▶ _Data to process_:
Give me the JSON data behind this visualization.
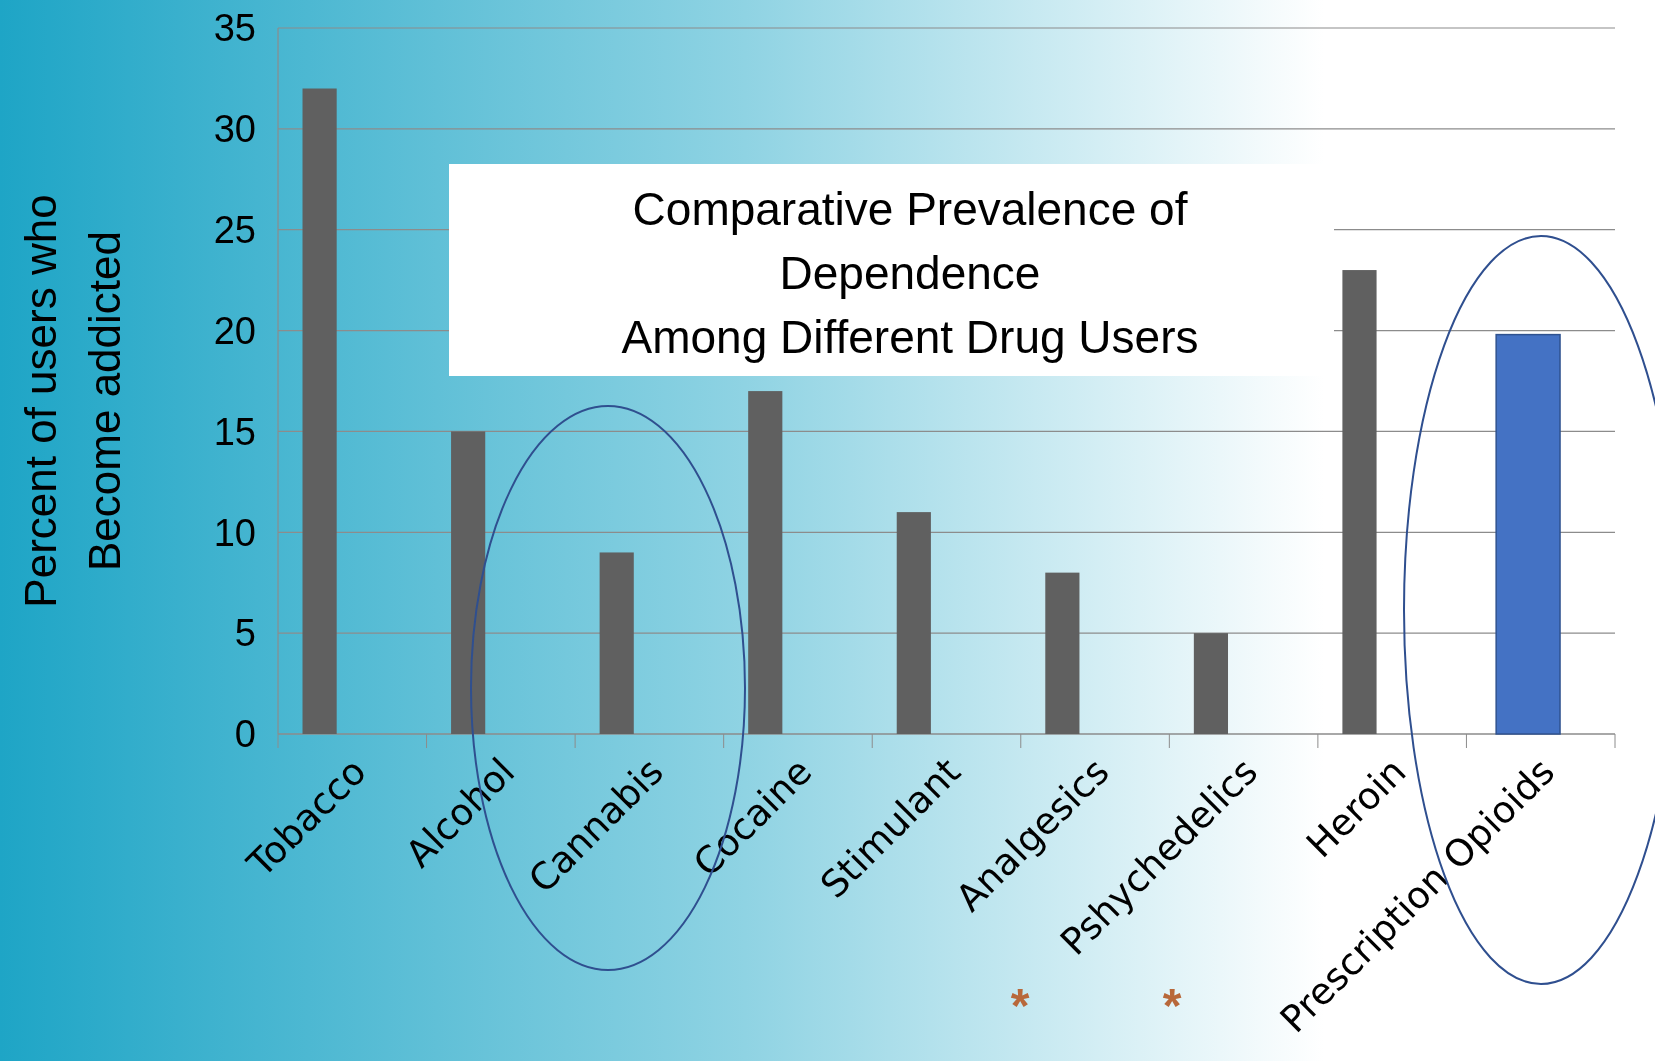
{
  "chart_data": {
    "type": "bar",
    "title": "Comparative Prevalence of\nDependence\nAmong Different Drug Users",
    "ylabel": "Percent of users who\nBecome addicted",
    "categories": [
      "Tobacco",
      "Alcohol",
      "Cannabis",
      "Cocaine",
      "Stimulant",
      "Analgesics",
      "Pshychedelics",
      "Heroin",
      "Prescription Opioids"
    ],
    "values": [
      32,
      15,
      9,
      17,
      11,
      8,
      5,
      23,
      19.8
    ],
    "colors": [
      "#606060",
      "#606060",
      "#606060",
      "#606060",
      "#606060",
      "#606060",
      "#606060",
      "#606060",
      "#4472c4"
    ],
    "ylim": [
      0,
      35
    ],
    "yticks": [
      0,
      5,
      10,
      15,
      20,
      25,
      30,
      35
    ],
    "grid": "y",
    "annotations": [
      "*",
      "*"
    ]
  }
}
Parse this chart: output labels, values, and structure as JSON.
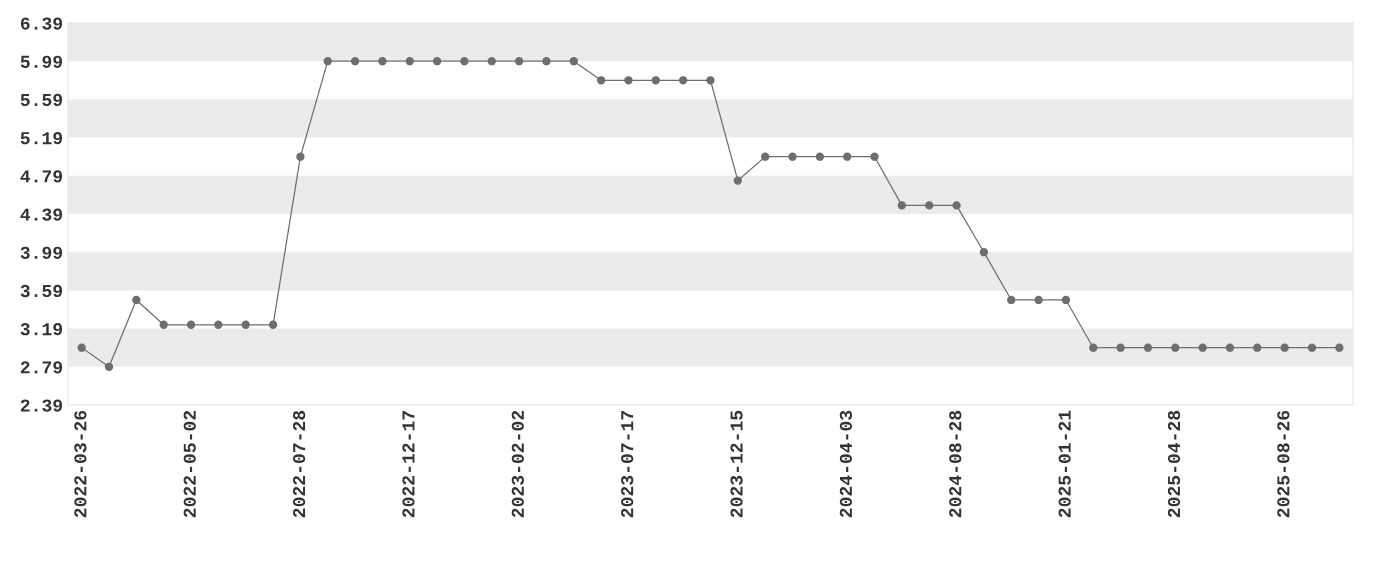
{
  "chart_data": {
    "type": "line",
    "categories": [
      "2022-03-26",
      null,
      null,
      null,
      "2022-05-02",
      null,
      null,
      null,
      "2022-07-28",
      null,
      null,
      null,
      "2022-12-17",
      null,
      null,
      null,
      "2023-02-02",
      null,
      null,
      null,
      "2023-07-17",
      null,
      null,
      null,
      "2023-12-15",
      null,
      null,
      null,
      "2024-04-03",
      null,
      null,
      null,
      "2024-08-28",
      null,
      null,
      null,
      "2025-01-21",
      null,
      null,
      null,
      "2025-04-28",
      null,
      null,
      null,
      "2025-08-26",
      null,
      null
    ],
    "series": [
      {
        "color": "#6e6e6e",
        "values": [
          2.99,
          2.79,
          3.49,
          3.23,
          3.23,
          3.23,
          3.23,
          3.23,
          4.99,
          5.99,
          5.99,
          5.99,
          5.99,
          5.99,
          5.99,
          5.99,
          5.99,
          5.99,
          5.99,
          5.79,
          5.79,
          5.79,
          5.79,
          5.79,
          4.74,
          4.99,
          4.99,
          4.99,
          4.99,
          4.99,
          4.48,
          4.48,
          4.48,
          3.99,
          3.49,
          3.49,
          3.49,
          2.99,
          2.99,
          2.99,
          2.99,
          2.99,
          2.99,
          2.99,
          2.99,
          2.99,
          2.99
        ]
      }
    ],
    "ylim": [
      2.39,
      6.39
    ],
    "yticks": [
      2.39,
      2.79,
      3.19,
      3.59,
      3.99,
      4.39,
      4.79,
      5.19,
      5.59,
      5.99,
      6.39
    ],
    "bands": [
      {
        "axis": "y",
        "from": 2.79,
        "to": 3.19,
        "color": "#ebebeb"
      },
      {
        "axis": "y",
        "from": 3.59,
        "to": 3.99,
        "color": "#ebebeb"
      },
      {
        "axis": "y",
        "from": 4.39,
        "to": 4.79,
        "color": "#ebebeb"
      },
      {
        "axis": "y",
        "from": 5.19,
        "to": 5.59,
        "color": "#ebebeb"
      },
      {
        "axis": "y",
        "from": 5.99,
        "to": 6.39,
        "color": "#ebebeb"
      }
    ],
    "grid": false,
    "marker": "circle",
    "line_style": "solid",
    "legend": false
  }
}
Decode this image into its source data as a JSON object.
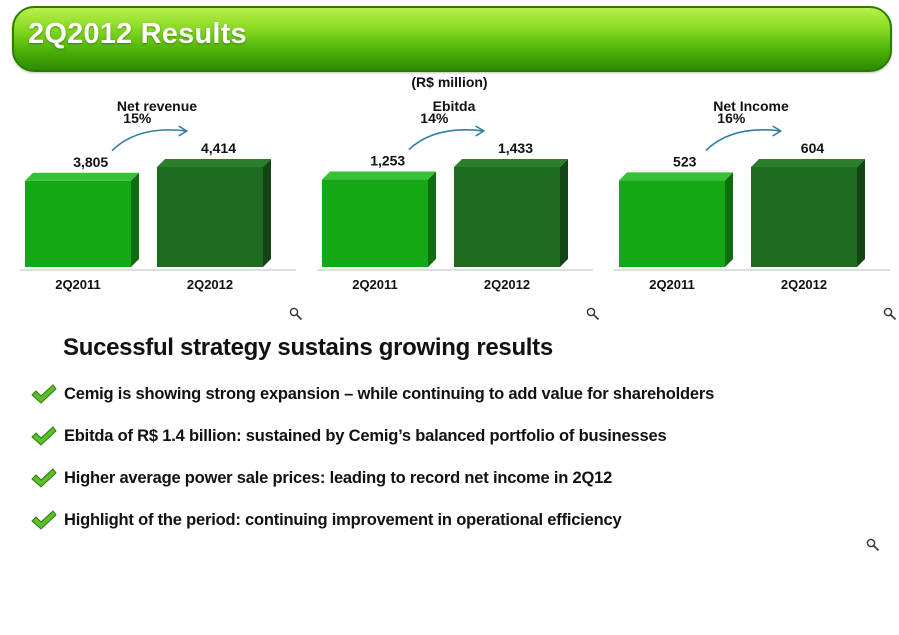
{
  "header": {
    "title": "2Q2012 Results"
  },
  "units_label": "(R$ million)",
  "chart_data": [
    {
      "type": "bar",
      "title": "Net revenue",
      "categories": [
        "2Q2011",
        "2Q2012"
      ],
      "values": [
        3805,
        4414
      ],
      "value_labels": [
        "3,805",
        "4,414"
      ],
      "growth_label": "15%"
    },
    {
      "type": "bar",
      "title": "Ebitda",
      "categories": [
        "2Q2011",
        "2Q2012"
      ],
      "values": [
        1253,
        1433
      ],
      "value_labels": [
        "1,253",
        "1,433"
      ],
      "growth_label": "14%"
    },
    {
      "type": "bar",
      "title": "Net Income",
      "categories": [
        "2Q2011",
        "2Q2012"
      ],
      "values": [
        523,
        604
      ],
      "value_labels": [
        "523",
        "604"
      ],
      "growth_label": "16%"
    }
  ],
  "headline": "Sucessful strategy sustains growing results",
  "bullets": [
    "Cemig is showing strong expansion – while continuing to add value for shareholders",
    "Ebitda of R$ 1.4 billion: sustained by Cemig’s balanced portfolio of businesses",
    "Higher average power sale prices: leading to record net income in 2Q12",
    "Highlight of the period: continuing improvement in operational efficiency"
  ],
  "colors": {
    "bar_2011": "#15a815",
    "bar_2012": "#1e6a1e",
    "arrow": "#2f7fa3",
    "check": "#5bbf2a",
    "banner": "#5cc010"
  },
  "icons": {
    "zoom": "magnifier-icon",
    "bullet": "checkmark-icon"
  }
}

▶ _Work required_: From the records above, how many lines include the word "Cemig"? Only the number is wanted.

▶ _Solution to this problem_: 2